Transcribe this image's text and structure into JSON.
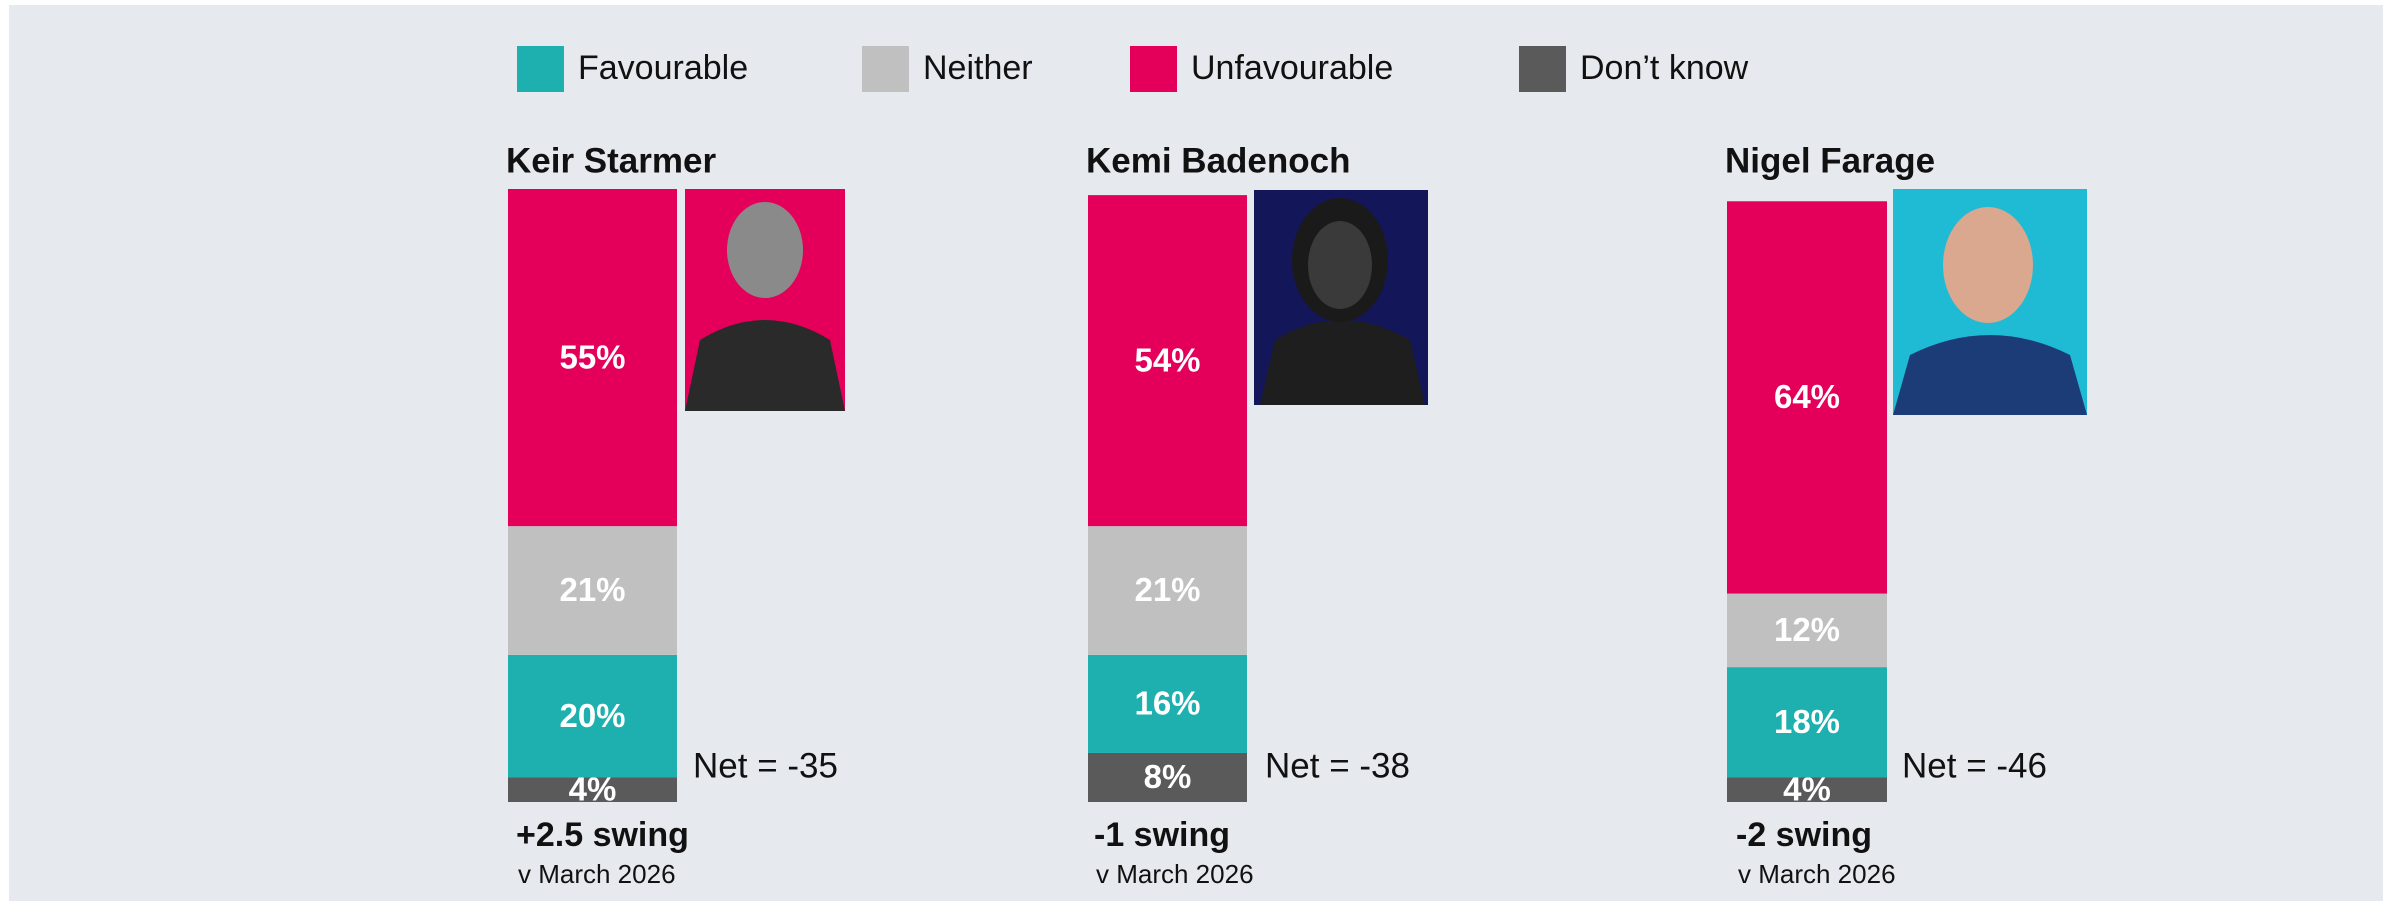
{
  "chart_data": {
    "type": "bar",
    "stacked": true,
    "categories": [
      "Keir Starmer",
      "Kemi Badenoch",
      "Nigel Farage"
    ],
    "series": [
      {
        "name": "Favourable",
        "color": "#1db0ae",
        "values": [
          20,
          16,
          18
        ],
        "value_labels": [
          "20%",
          "16%",
          "18%"
        ]
      },
      {
        "name": "Neither",
        "color": "#c0c0c0",
        "values": [
          21,
          21,
          12
        ],
        "value_labels": [
          "21%",
          "21%",
          "12%"
        ]
      },
      {
        "name": "Unfavourable",
        "color": "#e4005a",
        "values": [
          55,
          54,
          64
        ],
        "value_labels": [
          "55%",
          "54%",
          "64%"
        ]
      },
      {
        "name": "Don’t know",
        "color": "#5a5a5a",
        "values": [
          4,
          8,
          4
        ],
        "value_labels": [
          "4%",
          "8%",
          "4%"
        ]
      }
    ],
    "ylim": [
      0,
      100
    ],
    "net_labels": [
      "Net = -35",
      "Net = -38",
      "Net = -46"
    ],
    "swing_labels": [
      "+2.5 swing",
      "-1 swing",
      "-2 swing"
    ],
    "swing_notes": [
      "v March 2026",
      "v March 2026",
      "v March 2026"
    ]
  }
}
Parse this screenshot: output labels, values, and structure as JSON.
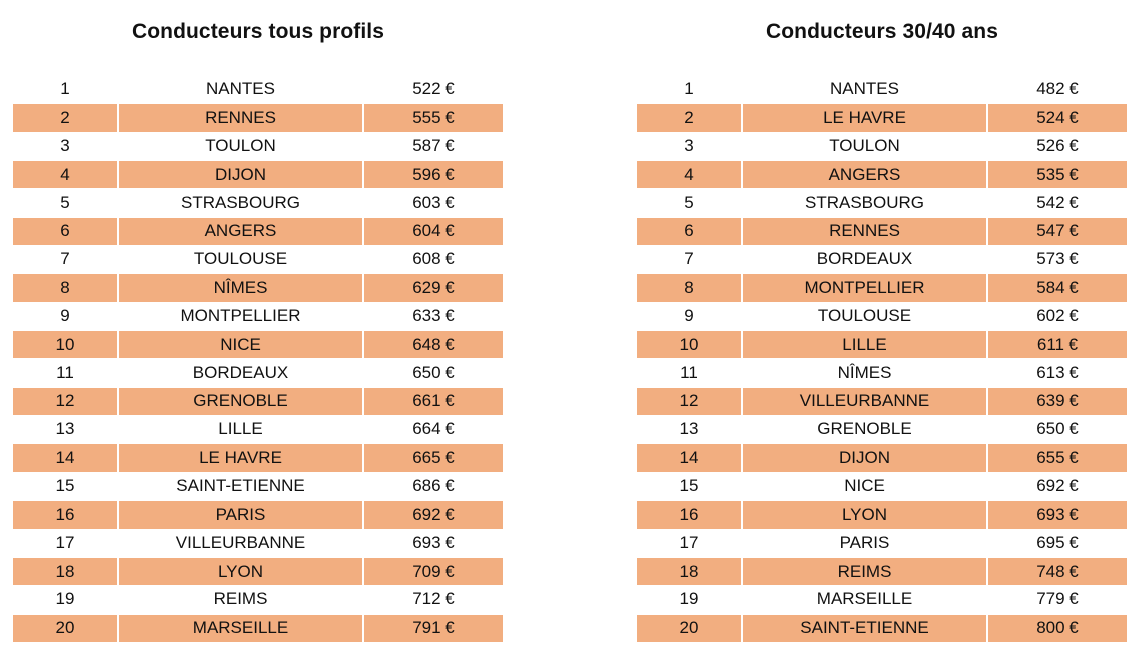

__OBJECTIVE__. Go through the data above and transcribe it in full, omitting any image.

__FINAL RESULT__.
Transcribe this image's text and structure into JSON.
{
  "chart_data": {
    "type": "bar",
    "stacked": true,
    "categories": [
      "Keir Starmer",
      "Kemi Badenoch",
      "Nigel Farage"
    ],
    "series": [
      {
        "name": "Favourable",
        "color": "#1db0ae",
        "values": [
          20,
          16,
          18
        ],
        "value_labels": [
          "20%",
          "16%",
          "18%"
        ]
      },
      {
        "name": "Neither",
        "color": "#c0c0c0",
        "values": [
          21,
          21,
          12
        ],
        "value_labels": [
          "21%",
          "21%",
          "12%"
        ]
      },
      {
        "name": "Unfavourable",
        "color": "#e4005a",
        "values": [
          55,
          54,
          64
        ],
        "value_labels": [
          "55%",
          "54%",
          "64%"
        ]
      },
      {
        "name": "Don’t know",
        "color": "#5a5a5a",
        "values": [
          4,
          8,
          4
        ],
        "value_labels": [
          "4%",
          "8%",
          "4%"
        ]
      }
    ],
    "ylim": [
      0,
      100
    ],
    "net_labels": [
      "Net = -35",
      "Net = -38",
      "Net = -46"
    ],
    "swing_labels": [
      "+2.5 swing",
      "-1 swing",
      "-2 swing"
    ],
    "swing_notes": [
      "v March 2026",
      "v March 2026",
      "v March 2026"
    ]
  }
}
Parse this screenshot: output labels, values, and structure as JSON.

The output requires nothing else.